--- 課題の内容 ---
- A) 本文の「五色不動の内、」で始まる段落を、主な事実は残したまま短くまとめ直してください。
- B) 江戸五色不動を扱った本文を、最後の文の次から書き継いでください。

**** 本文の抜粋 ****

五色といっても色々ある。このiMacも実は五行説に影響されている?

 「黒天鵞絨(びろうど)のカーテンは、そのとき、わずかにそよいだ。」と黒という色で物語が始まり、
「辛子いろのカーテンは、そのとき、わずかにそよいだ。」とやはり色で終わるミステリがある。これは以前、

でも書いた中井英夫の「虚無への供物」 である。「虚無への供物」は不思議な色に彩られた小説である。その中の鍵の一つが江戸五色不動だ。現在も東京に張り巡らされている五色による結界、すなわち、江戸五色不動について調べてみたいと思う。というわけで、今回の話を楽しむためには、中井英夫の「虚無への供物」を本屋へ買いに走らねばならない。私は中井英夫の「虚無への供物」は日本が誇るミステリーの最高傑作の一つだと思うのだ。

 もう10年近く前になると思うが、「本の雑誌」に江戸五色不動が実在し、そこを巡ってみたという話があった。それを読んでから、機会があれば江戸五色不動を巡ってみたいと思っていた。ミステリーの登場人物のように、東京の街の中でさ迷い歩いてみたいと思っていたのである。そして、東京のワンダランドの入り口を見てみたいと思うのである。

 五色不動の内、目黒不動は有名であるし、目白不動は目白という地名としても残っているので有名といってもよいだろうが、残る目青、目赤、目黄不動はそれほど有名ではないだろう。そもそも、 「五色」の由来は、古代中国の五行説に遡る。木、火、土、金、水の五つの要素から万物が成ると考えるものである。

五色と五行
1青龍
2朱雀
3中央天位
4西白虎
5玄武

 それでは、その江戸五色不動の位置を示してみる。このように五色の結界の中に東京があるとは知らないで、住んでいる人も多いのではないだろうか。

**** 与えられた情報 ****

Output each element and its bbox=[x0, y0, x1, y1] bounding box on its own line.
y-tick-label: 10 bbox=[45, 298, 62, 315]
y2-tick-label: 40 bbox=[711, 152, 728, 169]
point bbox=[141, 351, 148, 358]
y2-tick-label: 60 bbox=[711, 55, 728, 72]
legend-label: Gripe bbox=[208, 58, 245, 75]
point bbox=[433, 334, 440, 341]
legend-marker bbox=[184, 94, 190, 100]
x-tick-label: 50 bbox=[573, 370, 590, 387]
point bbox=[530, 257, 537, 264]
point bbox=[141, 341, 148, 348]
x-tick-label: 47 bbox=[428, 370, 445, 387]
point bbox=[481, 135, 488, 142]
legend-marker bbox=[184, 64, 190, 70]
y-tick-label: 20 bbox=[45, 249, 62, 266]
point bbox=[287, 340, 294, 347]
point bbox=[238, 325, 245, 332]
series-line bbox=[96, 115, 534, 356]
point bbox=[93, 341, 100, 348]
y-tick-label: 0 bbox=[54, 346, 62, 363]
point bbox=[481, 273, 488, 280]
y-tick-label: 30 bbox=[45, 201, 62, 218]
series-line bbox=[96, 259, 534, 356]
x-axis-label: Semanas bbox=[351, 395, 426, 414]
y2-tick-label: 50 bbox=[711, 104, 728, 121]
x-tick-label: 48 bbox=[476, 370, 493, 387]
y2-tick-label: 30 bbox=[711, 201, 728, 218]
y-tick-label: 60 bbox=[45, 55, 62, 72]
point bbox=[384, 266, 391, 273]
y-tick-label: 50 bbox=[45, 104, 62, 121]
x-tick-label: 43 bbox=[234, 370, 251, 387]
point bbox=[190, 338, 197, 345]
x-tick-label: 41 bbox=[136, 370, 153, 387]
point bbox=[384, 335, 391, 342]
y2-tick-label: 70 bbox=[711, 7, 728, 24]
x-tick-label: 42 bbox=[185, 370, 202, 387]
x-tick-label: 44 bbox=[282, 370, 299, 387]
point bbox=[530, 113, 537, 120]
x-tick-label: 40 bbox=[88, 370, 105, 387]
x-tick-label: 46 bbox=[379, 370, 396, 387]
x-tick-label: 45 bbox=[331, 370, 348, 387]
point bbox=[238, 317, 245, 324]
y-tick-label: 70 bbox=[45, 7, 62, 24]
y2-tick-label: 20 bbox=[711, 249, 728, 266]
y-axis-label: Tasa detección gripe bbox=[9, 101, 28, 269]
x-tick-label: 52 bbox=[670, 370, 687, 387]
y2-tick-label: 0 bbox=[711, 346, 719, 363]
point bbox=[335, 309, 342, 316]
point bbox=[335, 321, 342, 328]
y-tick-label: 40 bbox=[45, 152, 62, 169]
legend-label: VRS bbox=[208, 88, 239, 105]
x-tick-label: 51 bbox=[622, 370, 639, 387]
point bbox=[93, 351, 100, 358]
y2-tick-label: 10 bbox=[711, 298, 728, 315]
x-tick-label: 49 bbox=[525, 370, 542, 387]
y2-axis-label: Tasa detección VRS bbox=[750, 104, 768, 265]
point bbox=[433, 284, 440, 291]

****

--- 想定される回答 ---
- A) 五色不動のうち、目黒不動は有名で、目白不動も地名に残っているので知られているが、目青・目赤・目黄不動はそれほど知られていない。「五色」の由来は古代中国の五行説で、木・火・土・金・水の五つの要素から万物が成るという考え方である。

- B)
東京を囲む五色の結界

(位置は極めてアバウト。また、移転したものは江戸末期に存在した位置に描いたつもりである。)

 こうしてみると、五色不動の方向は江戸城を中心にして五行説の通りになっているわけではないことがわかる。しかし、江戸城を中心としているのは確かなようだ。また、黄色が二つあるのは、移転(あるいは分裂か?)があったためだという。三代将軍家光の時代に五色不動を作らせた天海大僧正の頭の中にはどのような設計図があったのだろうか?

 さて、今回の探検のために私が持参した地図は少し古い。いや、はっきり言えばかなり古い。不動尊はしっかり載っているのであるが、これを頼りにしてもすぐ迷うのだ。大体、現在位置もよくわからないし、気のせいか地形すら違うように感じるのだ。まずは、目黒不動である。最初に地図で示してみよう。

目黒不動尊の辺り 目黒白金図 (1858)

人文社 「江戸切絵図で見る幕末人物事件散歩」より
 地図の左上辺り(一番明るい所)が目黒不動。 JR目黒駅は目黒川の場所から想像して欲しい。

 さて、その時の写真を以下に示す。これが現代の目黒不動である。

目黒不動尊
 目黒という地名は目黒不動があるからだけど...."黒の部屋"が突然出現して、そこが...
「虚無への供物」

 この目黒辺りは台地が繰り返す地形であるが、やはり目黒不動尊も台地の上にある。

 この日は目黒駅前では「目黒のさんま祭り」が開かれていた。ビールとさんまが夏の終わりを感じさせるのだ。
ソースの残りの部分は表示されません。